§ **Directions for this task**:
Return the records that follow unaltered. Omit every picture.

Start of Information provided

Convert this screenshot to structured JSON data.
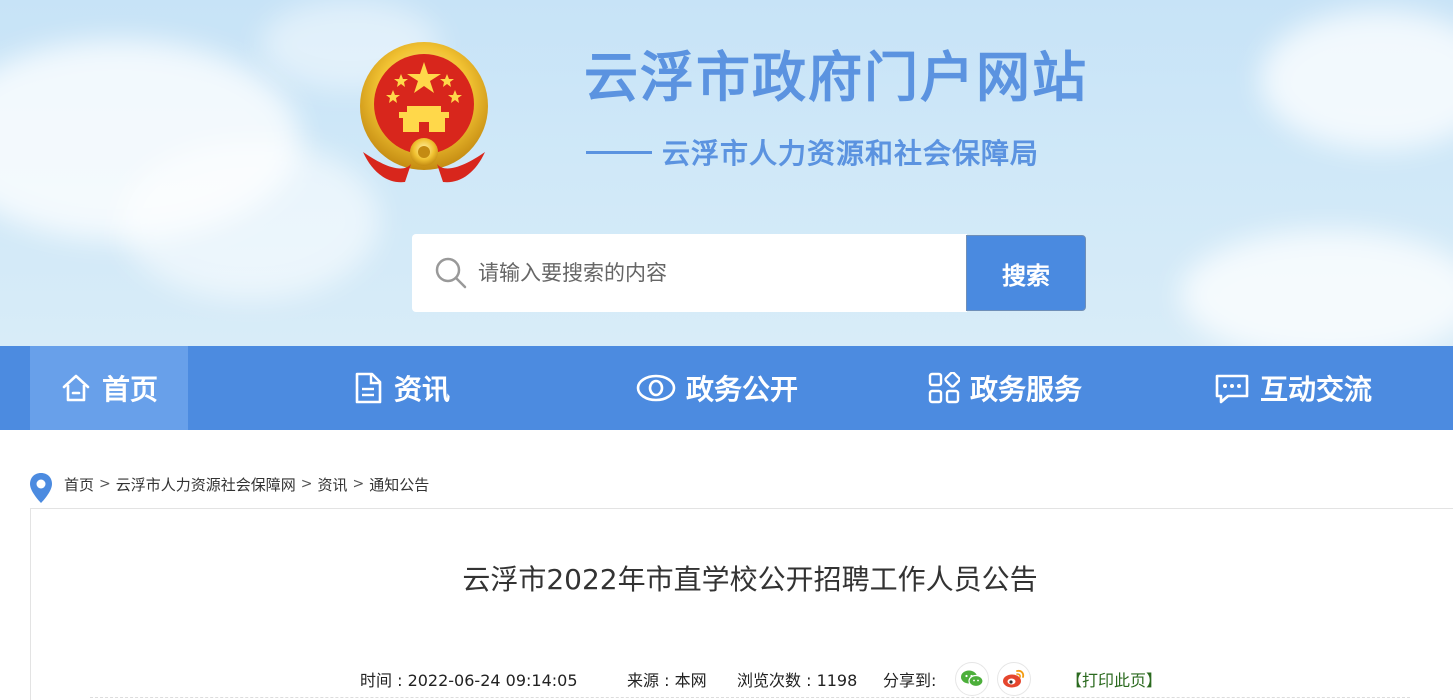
{
  "header": {
    "site_title": "云浮市政府门户网站",
    "site_subtitle": "云浮市人力资源和社会保障局"
  },
  "search": {
    "placeholder": "请输入要搜索的内容",
    "button_label": "搜索"
  },
  "nav": {
    "items": [
      {
        "label": "首页",
        "icon": "home-icon"
      },
      {
        "label": "资讯",
        "icon": "document-icon"
      },
      {
        "label": "政务公开",
        "icon": "eye-icon"
      },
      {
        "label": "政务服务",
        "icon": "grid-icon"
      },
      {
        "label": "互动交流",
        "icon": "chat-icon"
      }
    ],
    "active_index": 0
  },
  "breadcrumb": {
    "items": [
      "首页",
      "云浮市人力资源社会保障网",
      "资讯",
      "通知公告"
    ],
    "separator": ">"
  },
  "article": {
    "title": "云浮市2022年市直学校公开招聘工作人员公告",
    "time_label": "时间 : 2022-06-24 09:14:05",
    "source_label": "来源 : 本网",
    "views_label": "浏览次数 : 1198",
    "share_label": "分享到:",
    "share_icons": [
      "wechat-icon",
      "weibo-icon"
    ],
    "print_label": "【打印此页】"
  },
  "colors": {
    "brand_blue": "#4c8be0",
    "title_blue": "#5b93e0",
    "nav_active": "#68a0ea",
    "print_green": "#2b6a1f"
  }
}
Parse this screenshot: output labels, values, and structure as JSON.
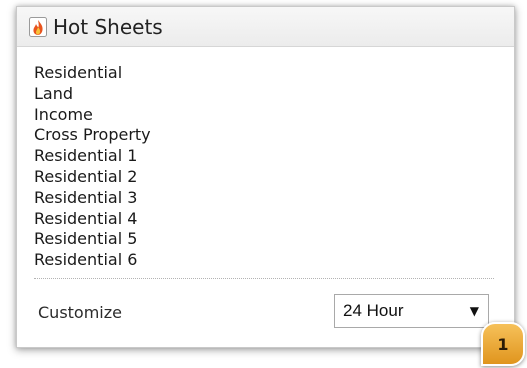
{
  "header": {
    "title": "Hot Sheets",
    "icon": "fire-icon"
  },
  "list": {
    "items": [
      "Residential",
      "Land",
      "Income",
      "Cross Property",
      "Residential 1",
      "Residential 2",
      "Residential 3",
      "Residential 4",
      "Residential 5",
      "Residential 6"
    ]
  },
  "footer": {
    "customize_label": "Customize",
    "select_value": "24 Hour",
    "arrow": "▼"
  },
  "callout": {
    "number": "1"
  },
  "colors": {
    "callout": "#e8a53a",
    "header_bg": "#efefef",
    "flame": "#e8541e"
  }
}
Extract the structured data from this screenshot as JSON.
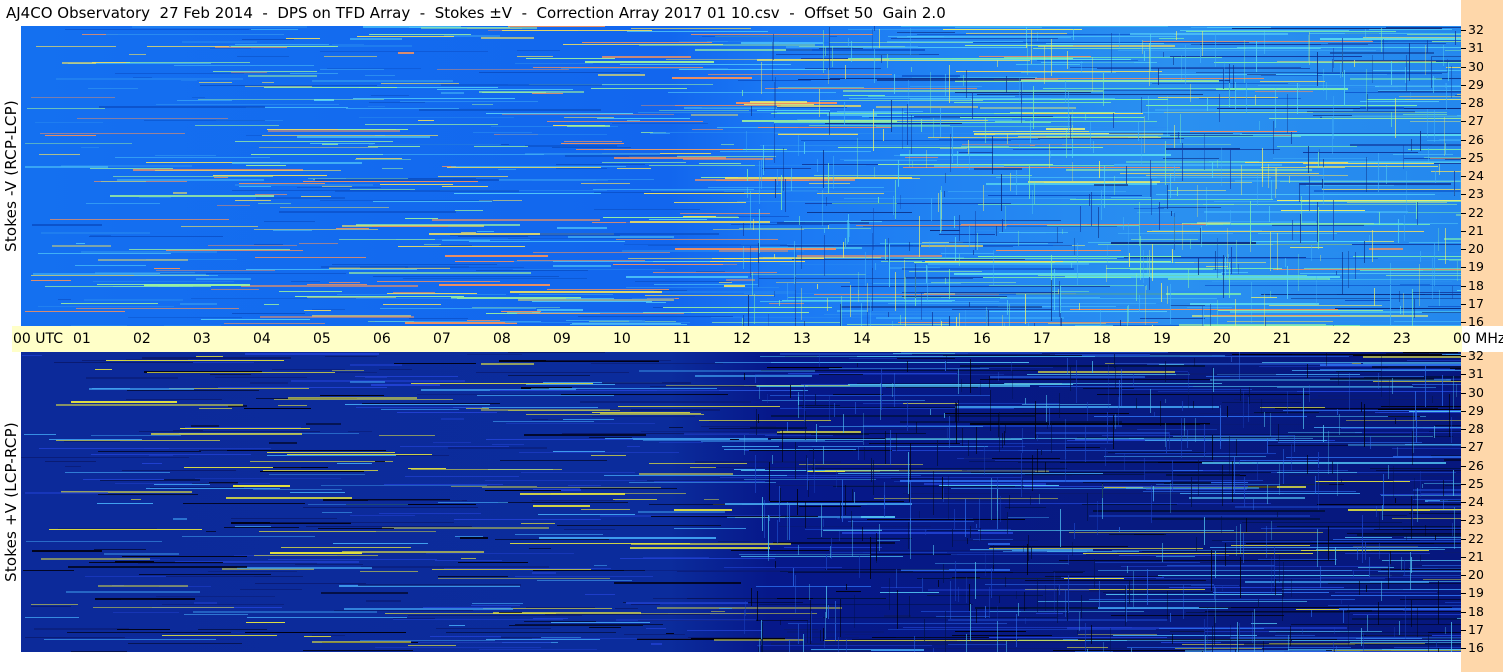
{
  "title": "AJ4CO Observatory  27 Feb 2014  -  DPS on TFD Array  -  Stokes ±V  -  Correction Array 2017 01 10.csv  -  Offset 50  Gain 2.0",
  "top_panel_label": "Stokes -V (RCP-LCP)",
  "bottom_panel_label": "Stokes +V (LCP-RCP)",
  "time_axis": {
    "labels": [
      "00 UTC",
      "01",
      "02",
      "03",
      "04",
      "05",
      "06",
      "07",
      "08",
      "09",
      "10",
      "11",
      "12",
      "13",
      "14",
      "15",
      "16",
      "17",
      "18",
      "19",
      "20",
      "21",
      "22",
      "23",
      "00 MHz"
    ]
  },
  "freq_axis": {
    "labels": [
      "32",
      "31",
      "30",
      "29",
      "28",
      "27",
      "26",
      "25",
      "24",
      "23",
      "22",
      "21",
      "20",
      "19",
      "18",
      "17",
      "16"
    ],
    "unit": "MHz"
  }
}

End of Information provided

§ **Written response**:
Convert this screenshot to structured JSON data.
{
  "header": {
    "site_title": "云浮市政府门户网站",
    "site_subtitle": "云浮市人力资源和社会保障局"
  },
  "search": {
    "placeholder": "请输入要搜索的内容",
    "button_label": "搜索"
  },
  "nav": {
    "items": [
      {
        "label": "首页",
        "icon": "home-icon"
      },
      {
        "label": "资讯",
        "icon": "document-icon"
      },
      {
        "label": "政务公开",
        "icon": "eye-icon"
      },
      {
        "label": "政务服务",
        "icon": "grid-icon"
      },
      {
        "label": "互动交流",
        "icon": "chat-icon"
      }
    ],
    "active_index": 0
  },
  "breadcrumb": {
    "items": [
      "首页",
      "云浮市人力资源社会保障网",
      "资讯",
      "通知公告"
    ],
    "separator": ">"
  },
  "article": {
    "title": "云浮市2022年市直学校公开招聘工作人员公告",
    "time_label": "时间 : 2022-06-24 09:14:05",
    "source_label": "来源 : 本网",
    "views_label": "浏览次数 : 1198",
    "share_label": "分享到:",
    "share_icons": [
      "wechat-icon",
      "weibo-icon"
    ],
    "print_label": "【打印此页】"
  },
  "colors": {
    "brand_blue": "#4c8be0",
    "title_blue": "#5b93e0",
    "nav_active": "#68a0ea",
    "print_green": "#2b6a1f"
  }
}
Parse this screenshot: output labels, values, and structure as JSON.
{
  "header": {
    "title": "Hot Sheets",
    "icon": "fire-icon"
  },
  "list": {
    "items": [
      "Residential",
      "Land",
      "Income",
      "Cross Property",
      "Residential 1",
      "Residential 2",
      "Residential 3",
      "Residential 4",
      "Residential 5",
      "Residential 6"
    ]
  },
  "footer": {
    "customize_label": "Customize",
    "select_value": "24 Hour",
    "arrow": "▼"
  },
  "callout": {
    "number": "1"
  },
  "colors": {
    "callout": "#e8a53a",
    "header_bg": "#efefef",
    "flame": "#e8541e"
  }
}
Extract the structured data from this screenshot as JSON.
{
  "title": "AJ4CO Observatory  27 Feb 2014  -  DPS on TFD Array  -  Stokes ±V  -  Correction Array 2017 01 10.csv  -  Offset 50  Gain 2.0",
  "top_panel_label": "Stokes -V (RCP-LCP)",
  "bottom_panel_label": "Stokes +V (LCP-RCP)",
  "time_axis": {
    "labels": [
      "00 UTC",
      "01",
      "02",
      "03",
      "04",
      "05",
      "06",
      "07",
      "08",
      "09",
      "10",
      "11",
      "12",
      "13",
      "14",
      "15",
      "16",
      "17",
      "18",
      "19",
      "20",
      "21",
      "22",
      "23",
      "00 MHz"
    ]
  },
  "freq_axis": {
    "labels": [
      "32",
      "31",
      "30",
      "29",
      "28",
      "27",
      "26",
      "25",
      "24",
      "23",
      "22",
      "21",
      "20",
      "19",
      "18",
      "17",
      "16"
    ],
    "unit": "MHz"
  }
}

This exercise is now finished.